(Collected data)

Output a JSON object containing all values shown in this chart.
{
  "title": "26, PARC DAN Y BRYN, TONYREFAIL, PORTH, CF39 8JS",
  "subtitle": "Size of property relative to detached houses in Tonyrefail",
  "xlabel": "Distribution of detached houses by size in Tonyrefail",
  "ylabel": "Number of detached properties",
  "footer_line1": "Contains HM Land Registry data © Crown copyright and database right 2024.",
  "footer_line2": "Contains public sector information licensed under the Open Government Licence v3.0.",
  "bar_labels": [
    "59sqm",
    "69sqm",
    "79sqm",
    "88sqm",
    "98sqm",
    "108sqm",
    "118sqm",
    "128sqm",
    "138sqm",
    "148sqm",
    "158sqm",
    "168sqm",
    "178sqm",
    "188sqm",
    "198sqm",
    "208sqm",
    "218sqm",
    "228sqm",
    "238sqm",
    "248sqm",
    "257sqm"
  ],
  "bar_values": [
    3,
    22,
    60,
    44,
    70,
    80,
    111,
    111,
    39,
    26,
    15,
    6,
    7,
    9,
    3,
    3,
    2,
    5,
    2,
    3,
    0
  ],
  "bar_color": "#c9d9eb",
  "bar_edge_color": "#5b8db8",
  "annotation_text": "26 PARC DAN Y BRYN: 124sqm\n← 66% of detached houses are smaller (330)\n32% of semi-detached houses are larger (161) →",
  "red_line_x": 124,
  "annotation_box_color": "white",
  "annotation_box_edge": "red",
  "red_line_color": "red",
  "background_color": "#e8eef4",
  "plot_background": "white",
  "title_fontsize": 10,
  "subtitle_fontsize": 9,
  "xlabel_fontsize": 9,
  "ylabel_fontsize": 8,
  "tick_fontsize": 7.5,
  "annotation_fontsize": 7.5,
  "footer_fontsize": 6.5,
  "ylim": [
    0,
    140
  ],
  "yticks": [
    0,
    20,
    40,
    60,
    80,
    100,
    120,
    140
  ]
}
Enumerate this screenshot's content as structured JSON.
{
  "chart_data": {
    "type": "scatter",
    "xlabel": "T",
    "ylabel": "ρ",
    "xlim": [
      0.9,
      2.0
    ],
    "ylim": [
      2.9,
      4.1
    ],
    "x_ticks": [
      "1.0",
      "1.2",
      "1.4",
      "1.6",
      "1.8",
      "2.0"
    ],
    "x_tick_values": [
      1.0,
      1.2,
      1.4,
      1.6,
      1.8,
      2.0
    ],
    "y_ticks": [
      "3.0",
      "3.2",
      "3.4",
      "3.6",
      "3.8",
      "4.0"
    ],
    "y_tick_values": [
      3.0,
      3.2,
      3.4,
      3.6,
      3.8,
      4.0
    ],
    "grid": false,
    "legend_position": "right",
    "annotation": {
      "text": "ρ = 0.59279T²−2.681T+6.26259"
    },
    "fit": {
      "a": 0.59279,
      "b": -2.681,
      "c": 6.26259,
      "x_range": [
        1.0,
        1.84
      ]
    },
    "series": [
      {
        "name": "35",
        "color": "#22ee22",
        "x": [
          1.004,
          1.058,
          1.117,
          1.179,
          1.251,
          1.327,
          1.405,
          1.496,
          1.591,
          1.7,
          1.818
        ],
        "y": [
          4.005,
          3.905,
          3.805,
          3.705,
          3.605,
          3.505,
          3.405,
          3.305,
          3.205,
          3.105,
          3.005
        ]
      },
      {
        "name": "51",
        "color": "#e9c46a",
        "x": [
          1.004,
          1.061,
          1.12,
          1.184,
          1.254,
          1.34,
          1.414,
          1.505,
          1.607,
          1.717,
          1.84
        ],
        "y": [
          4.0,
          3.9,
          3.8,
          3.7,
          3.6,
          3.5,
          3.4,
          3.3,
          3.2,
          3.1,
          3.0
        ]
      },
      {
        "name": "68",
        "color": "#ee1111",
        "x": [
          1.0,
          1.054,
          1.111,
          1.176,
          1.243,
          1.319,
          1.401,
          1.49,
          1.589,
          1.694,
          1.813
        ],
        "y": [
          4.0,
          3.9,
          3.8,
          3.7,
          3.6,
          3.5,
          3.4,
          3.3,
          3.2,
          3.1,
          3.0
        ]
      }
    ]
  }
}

> WORK INSTRUCTIONS
Search the entries for the word "right" and gather every line where it appears.

> TASK RESPONSE
  "footer_line1": "Contains HM Land Registry data © Crown copyright and database right 2024.",
    "legend_position": "right",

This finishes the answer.